++++ Data to use
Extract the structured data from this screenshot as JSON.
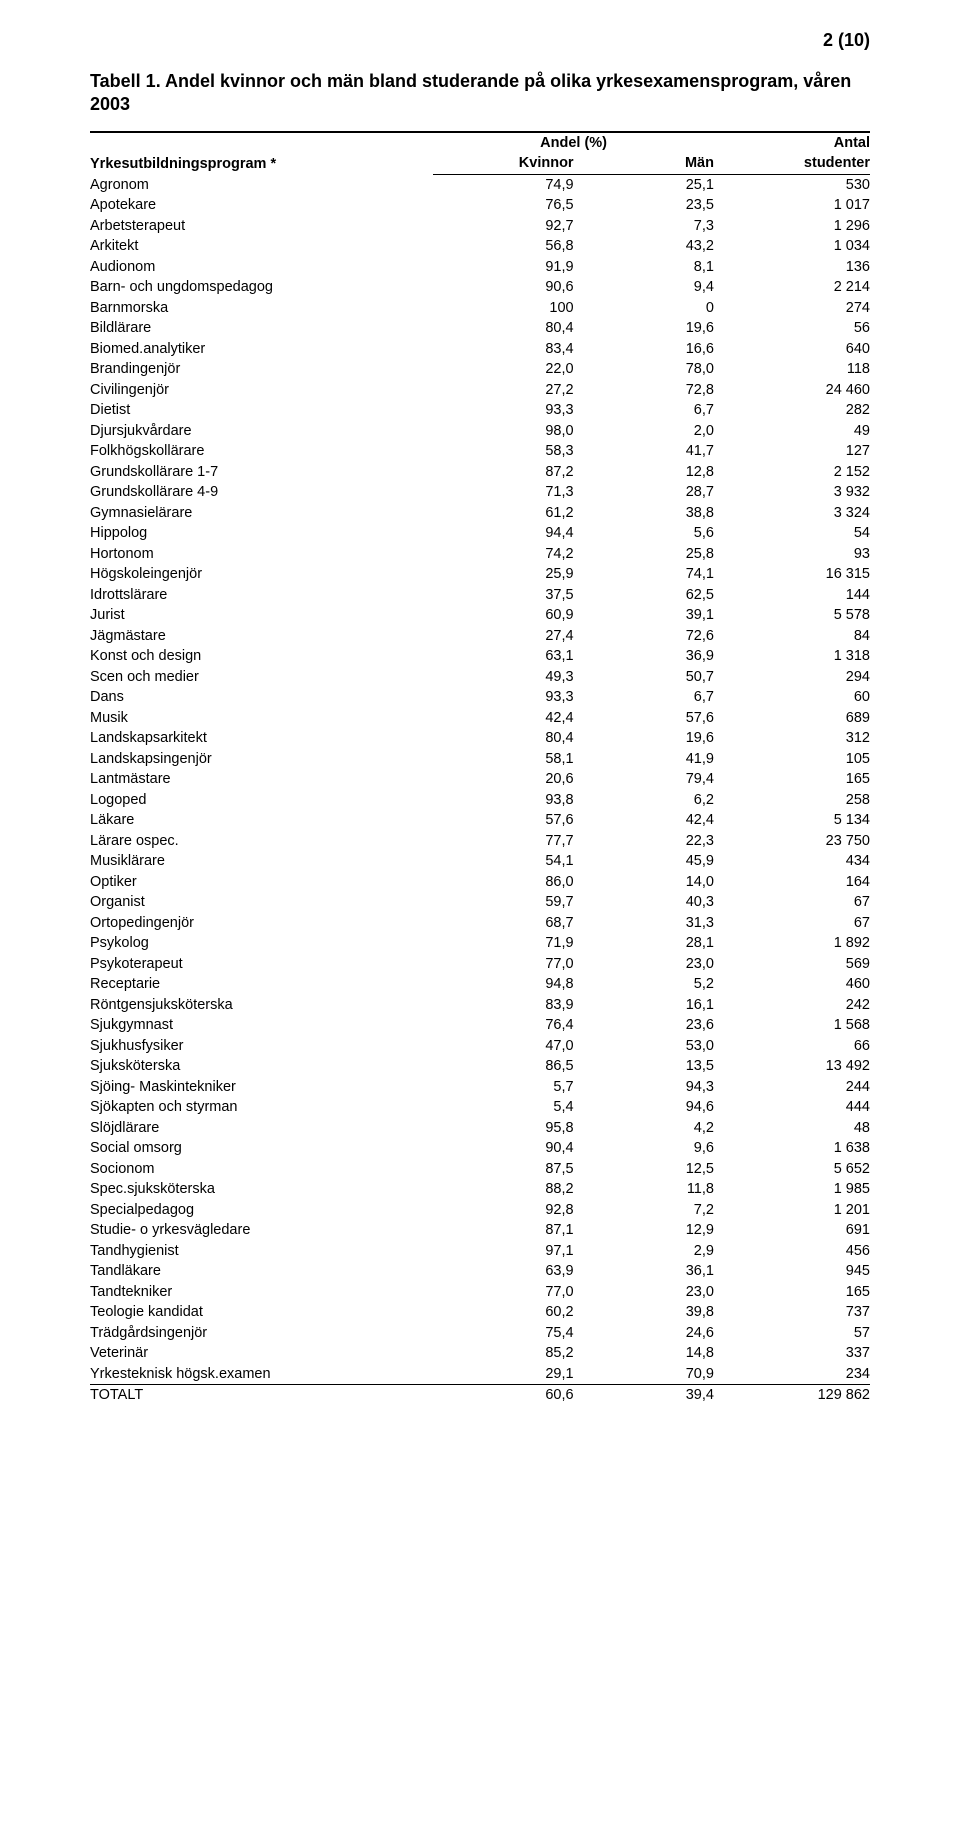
{
  "page_number": "2 (10)",
  "caption": "Tabell 1. Andel kvinnor och män bland studerande på olika yrkesexamensprogram, våren 2003",
  "header": {
    "col0": "Yrkesutbildningsprogram *",
    "andel": "Andel (%)",
    "antal": "Antal",
    "kvinnor": "Kvinnor",
    "man": "Män",
    "studenter": "studenter"
  },
  "rows": [
    {
      "label": "Agronom",
      "k": "74,9",
      "m": "25,1",
      "s": "530"
    },
    {
      "label": "Apotekare",
      "k": "76,5",
      "m": "23,5",
      "s": "1 017"
    },
    {
      "label": "Arbetsterapeut",
      "k": "92,7",
      "m": "7,3",
      "s": "1 296"
    },
    {
      "label": "Arkitekt",
      "k": "56,8",
      "m": "43,2",
      "s": "1 034"
    },
    {
      "label": "Audionom",
      "k": "91,9",
      "m": "8,1",
      "s": "136"
    },
    {
      "label": "Barn- och ungdomspedagog",
      "k": "90,6",
      "m": "9,4",
      "s": "2 214"
    },
    {
      "label": "Barnmorska",
      "k": "100",
      "m": "0",
      "s": "274"
    },
    {
      "label": "Bildlärare",
      "k": "80,4",
      "m": "19,6",
      "s": "56"
    },
    {
      "label": "Biomed.analytiker",
      "k": "83,4",
      "m": "16,6",
      "s": "640"
    },
    {
      "label": "Brandingenjör",
      "k": "22,0",
      "m": "78,0",
      "s": "118"
    },
    {
      "label": "Civilingenjör",
      "k": "27,2",
      "m": "72,8",
      "s": "24 460"
    },
    {
      "label": "Dietist",
      "k": "93,3",
      "m": "6,7",
      "s": "282"
    },
    {
      "label": "Djursjukvårdare",
      "k": "98,0",
      "m": "2,0",
      "s": "49"
    },
    {
      "label": "Folkhögskollärare",
      "k": "58,3",
      "m": "41,7",
      "s": "127"
    },
    {
      "label": "Grundskollärare 1-7",
      "k": "87,2",
      "m": "12,8",
      "s": "2 152"
    },
    {
      "label": "Grundskollärare 4-9",
      "k": "71,3",
      "m": "28,7",
      "s": "3 932"
    },
    {
      "label": "Gymnasielärare",
      "k": "61,2",
      "m": "38,8",
      "s": "3 324"
    },
    {
      "label": "Hippolog",
      "k": "94,4",
      "m": "5,6",
      "s": "54"
    },
    {
      "label": "Hortonom",
      "k": "74,2",
      "m": "25,8",
      "s": "93"
    },
    {
      "label": "Högskoleingenjör",
      "k": "25,9",
      "m": "74,1",
      "s": "16 315"
    },
    {
      "label": "Idrottslärare",
      "k": "37,5",
      "m": "62,5",
      "s": "144"
    },
    {
      "label": "Jurist",
      "k": "60,9",
      "m": "39,1",
      "s": "5 578"
    },
    {
      "label": "Jägmästare",
      "k": "27,4",
      "m": "72,6",
      "s": "84"
    },
    {
      "label": "Konst och design",
      "k": "63,1",
      "m": "36,9",
      "s": "1 318"
    },
    {
      "label": "Scen och medier",
      "k": "49,3",
      "m": "50,7",
      "s": "294"
    },
    {
      "label": "Dans",
      "k": "93,3",
      "m": "6,7",
      "s": "60"
    },
    {
      "label": "Musik",
      "k": "42,4",
      "m": "57,6",
      "s": "689"
    },
    {
      "label": "Landskapsarkitekt",
      "k": "80,4",
      "m": "19,6",
      "s": "312"
    },
    {
      "label": "Landskapsingenjör",
      "k": "58,1",
      "m": "41,9",
      "s": "105"
    },
    {
      "label": "Lantmästare",
      "k": "20,6",
      "m": "79,4",
      "s": "165"
    },
    {
      "label": "Logoped",
      "k": "93,8",
      "m": "6,2",
      "s": "258"
    },
    {
      "label": "Läkare",
      "k": "57,6",
      "m": "42,4",
      "s": "5 134"
    },
    {
      "label": "Lärare ospec.",
      "k": "77,7",
      "m": "22,3",
      "s": "23 750"
    },
    {
      "label": "Musiklärare",
      "k": "54,1",
      "m": "45,9",
      "s": "434"
    },
    {
      "label": "Optiker",
      "k": "86,0",
      "m": "14,0",
      "s": "164"
    },
    {
      "label": "Organist",
      "k": "59,7",
      "m": "40,3",
      "s": "67"
    },
    {
      "label": "Ortopedingenjör",
      "k": "68,7",
      "m": "31,3",
      "s": "67"
    },
    {
      "label": "Psykolog",
      "k": "71,9",
      "m": "28,1",
      "s": "1 892"
    },
    {
      "label": "Psykoterapeut",
      "k": "77,0",
      "m": "23,0",
      "s": "569"
    },
    {
      "label": "Receptarie",
      "k": "94,8",
      "m": "5,2",
      "s": "460"
    },
    {
      "label": "Röntgensjuksköterska",
      "k": "83,9",
      "m": "16,1",
      "s": "242"
    },
    {
      "label": "Sjukgymnast",
      "k": "76,4",
      "m": "23,6",
      "s": "1 568"
    },
    {
      "label": "Sjukhusfysiker",
      "k": "47,0",
      "m": "53,0",
      "s": "66"
    },
    {
      "label": "Sjuksköterska",
      "k": "86,5",
      "m": "13,5",
      "s": "13 492"
    },
    {
      "label": "Sjöing- Maskintekniker",
      "k": "5,7",
      "m": "94,3",
      "s": "244"
    },
    {
      "label": "Sjökapten och  styrman",
      "k": "5,4",
      "m": "94,6",
      "s": "444"
    },
    {
      "label": "Slöjdlärare",
      "k": "95,8",
      "m": "4,2",
      "s": "48"
    },
    {
      "label": "Social omsorg",
      "k": "90,4",
      "m": "9,6",
      "s": "1 638"
    },
    {
      "label": "Socionom",
      "k": "87,5",
      "m": "12,5",
      "s": "5 652"
    },
    {
      "label": "Spec.sjuksköterska",
      "k": "88,2",
      "m": "11,8",
      "s": "1 985"
    },
    {
      "label": "Specialpedagog",
      "k": "92,8",
      "m": "7,2",
      "s": "1 201"
    },
    {
      "label": "Studie- o yrkesvägledare",
      "k": "87,1",
      "m": "12,9",
      "s": "691"
    },
    {
      "label": "Tandhygienist",
      "k": "97,1",
      "m": "2,9",
      "s": "456"
    },
    {
      "label": "Tandläkare",
      "k": "63,9",
      "m": "36,1",
      "s": "945"
    },
    {
      "label": "Tandtekniker",
      "k": "77,0",
      "m": "23,0",
      "s": "165"
    },
    {
      "label": "Teologie kandidat",
      "k": "60,2",
      "m": "39,8",
      "s": "737"
    },
    {
      "label": "Trädgårdsingenjör",
      "k": "75,4",
      "m": "24,6",
      "s": "57"
    },
    {
      "label": "Veterinär",
      "k": "85,2",
      "m": "14,8",
      "s": "337"
    },
    {
      "label": "Yrkesteknisk högsk.examen",
      "k": "29,1",
      "m": "70,9",
      "s": "234"
    }
  ],
  "total": {
    "label": "TOTALT",
    "k": "60,6",
    "m": "39,4",
    "s": "129 862"
  }
}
++++++++
Task = State how many lines in the records above contain the word "kvinnor", giving only the number.

Complete output = 2